**Task directions**
Reproduce the listing below without any change.

**Data for this exercise**
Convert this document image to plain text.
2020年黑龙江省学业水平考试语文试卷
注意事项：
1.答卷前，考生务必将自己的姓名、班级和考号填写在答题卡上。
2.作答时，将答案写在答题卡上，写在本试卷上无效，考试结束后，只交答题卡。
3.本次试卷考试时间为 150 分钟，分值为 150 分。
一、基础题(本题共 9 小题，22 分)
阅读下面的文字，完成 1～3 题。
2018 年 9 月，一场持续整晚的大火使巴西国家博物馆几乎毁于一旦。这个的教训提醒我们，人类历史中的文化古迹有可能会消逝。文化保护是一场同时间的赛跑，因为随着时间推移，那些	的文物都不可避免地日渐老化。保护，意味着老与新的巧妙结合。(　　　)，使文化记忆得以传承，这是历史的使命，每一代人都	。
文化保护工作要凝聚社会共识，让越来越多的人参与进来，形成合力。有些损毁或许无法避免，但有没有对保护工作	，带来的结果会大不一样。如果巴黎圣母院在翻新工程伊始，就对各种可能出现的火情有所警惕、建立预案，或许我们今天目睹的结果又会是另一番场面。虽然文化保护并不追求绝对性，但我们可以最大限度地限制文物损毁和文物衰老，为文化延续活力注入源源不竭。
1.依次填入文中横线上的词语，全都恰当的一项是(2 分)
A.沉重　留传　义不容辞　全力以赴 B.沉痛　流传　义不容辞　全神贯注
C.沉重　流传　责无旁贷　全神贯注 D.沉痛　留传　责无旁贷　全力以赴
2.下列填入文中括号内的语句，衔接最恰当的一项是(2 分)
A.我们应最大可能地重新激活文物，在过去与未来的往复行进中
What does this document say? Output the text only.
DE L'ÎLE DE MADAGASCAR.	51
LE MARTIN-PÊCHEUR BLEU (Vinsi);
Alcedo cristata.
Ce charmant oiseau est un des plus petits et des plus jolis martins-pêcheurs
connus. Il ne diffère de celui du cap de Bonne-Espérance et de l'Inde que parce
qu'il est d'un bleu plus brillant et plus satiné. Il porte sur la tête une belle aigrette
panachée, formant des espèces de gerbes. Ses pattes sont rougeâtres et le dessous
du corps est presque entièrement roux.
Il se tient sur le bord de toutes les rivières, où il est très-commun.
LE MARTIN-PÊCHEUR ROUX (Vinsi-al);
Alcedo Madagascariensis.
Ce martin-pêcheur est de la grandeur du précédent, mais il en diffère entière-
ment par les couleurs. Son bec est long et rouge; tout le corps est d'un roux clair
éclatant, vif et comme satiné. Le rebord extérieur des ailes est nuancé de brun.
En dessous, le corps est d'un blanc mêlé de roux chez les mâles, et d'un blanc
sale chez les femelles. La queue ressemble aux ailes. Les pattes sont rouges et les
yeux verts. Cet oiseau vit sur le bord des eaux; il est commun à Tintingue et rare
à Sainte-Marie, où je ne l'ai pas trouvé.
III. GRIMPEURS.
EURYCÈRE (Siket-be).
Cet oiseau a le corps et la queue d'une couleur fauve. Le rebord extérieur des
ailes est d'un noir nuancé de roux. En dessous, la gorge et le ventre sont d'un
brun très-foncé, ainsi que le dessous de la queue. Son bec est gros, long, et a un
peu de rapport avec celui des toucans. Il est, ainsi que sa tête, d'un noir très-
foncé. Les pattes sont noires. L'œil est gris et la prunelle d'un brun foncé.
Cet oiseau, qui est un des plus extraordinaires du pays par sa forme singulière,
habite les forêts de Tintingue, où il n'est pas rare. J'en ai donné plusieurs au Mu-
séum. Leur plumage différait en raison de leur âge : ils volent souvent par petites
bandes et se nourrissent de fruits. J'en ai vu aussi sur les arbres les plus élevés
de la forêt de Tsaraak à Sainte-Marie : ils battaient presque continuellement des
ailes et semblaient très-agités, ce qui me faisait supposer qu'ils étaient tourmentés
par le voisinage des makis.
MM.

**Solution to this problem**
Convert this document image to plain text.
2020年黑龙江省学业水平考试语文试卷
注意事项：
1.答卷前，考生务必将自己的姓名、班级和考号填写在答题卡上。
2.作答时，将答案写在答题卡上，写在本试卷上无效，考试结束后，只交答题卡。
3.本次试卷考试时间为 150 分钟，分值为 150 分。
一、基础题(本题共 9 小题，22 分)
阅读下面的文字，完成 1～3 题。
2018 年 9 月，一场持续整晚的大火使巴西国家博物馆几乎毁于一旦。这个的教训提醒我们，人类历史中的文化古迹有可能会消逝。文化保护是一场同时间的赛跑，因为随着时间推移，那些	的文物都不可避免地日渐老化。保护，意味着老与新的巧妙结合。(　　　)，使文化记忆得以传承，这是历史的使命，每一代人都	。
文化保护工作要凝聚社会共识，让越来越多的人参与进来，形成合力。有些损毁或许无法避免，但有没有对保护工作	，带来的结果会大不一样。如果巴黎圣母院在翻新工程伊始，就对各种可能出现的火情有所警惕、建立预案，或许我们今天目睹的结果又会是另一番场面。虽然文化保护并不追求绝对性，但我们可以最大限度地限制文物损毁和文物衰老，为文化延续活力注入源源不竭。
1.依次填入文中横线上的词语，全都恰当的一项是(2 分)
A.沉重　留传　义不容辞　全力以赴 B.沉痛　流传　义不容辞　全神贯注
C.沉重　流传　责无旁贷　全神贯注 D.沉痛　留传　责无旁贷　全力以赴
2.下列填入文中括号内的语句，衔接最恰当的一项是(2 分)
A.我们应最大可能地重新激活文物，在过去与未来的往复行进中
What does this document say? Output the text only.
DE L'ÎLE DE MADAGASCAR.	51
LE MARTIN-PÊCHEUR BLEU (Vinsi);
Alcedo cristata.
Ce charmant oiseau est un des plus petits et des plus jolis martins-pêcheurs
connus. Il ne diffère de celui du cap de Bonne-Espérance et de l'Inde que parce
qu'il est d'un bleu plus brillant et plus satiné. Il porte sur la tête une belle aigrette
panachée, formant des espèces de gerbes. Ses pattes sont rougeâtres et le dessous
du corps est presque entièrement roux.
Il se tient sur le bord de toutes les rivières, où il est très-commun.
LE MARTIN-PÊCHEUR ROUX (Vinsi-al);
Alcedo Madagascariensis.
Ce martin-pêcheur est de la grandeur du précédent, mais il en diffère entière-
ment par les couleurs. Son bec est long et rouge; tout le corps est d'un roux clair
éclatant, vif et comme satiné. Le rebord extérieur des ailes est nuancé de brun.
En dessous, le corps est d'un blanc mêlé de roux chez les mâles, et d'un blanc
sale chez les femelles. La queue ressemble aux ailes. Les pattes sont rouges et les
yeux verts. Cet oiseau vit sur le bord des eaux; il est commun à Tintingue et rare
à Sainte-Marie, où je ne l'ai pas trouvé.
III. GRIMPEURS.
EURYCÈRE (Siket-be).
Cet oiseau a le corps et la queue d'une couleur fauve. Le rebord extérieur des
ailes est d'un noir nuancé de roux. En dessous, la gorge et le ventre sont d'un
brun très-foncé, ainsi que le dessous de la queue. Son bec est gros, long, et a un
peu de rapport avec celui des toucans. Il est, ainsi que sa tête, d'un noir très-
foncé. Les pattes sont noires. L'œil est gris et la prunelle d'un brun foncé.
Cet oiseau, qui est un des plus extraordinaires du pays par sa forme singulière,
habite les forêts de Tintingue, où il n'est pas rare. J'en ai donné plusieurs au Mu-
séum. Leur plumage différait en raison de leur âge : ils volent souvent par petites
bandes et se nourrissent de fruits. J'en ai vu aussi sur les arbres les plus élevés
de la forêt de Tsaraak à Sainte-Marie : ils battaient presque continuellement des
ailes et semblaient très-agités, ce qui me faisait supposer qu'ils étaient tourmentés
par le voisinage des makis.
MM.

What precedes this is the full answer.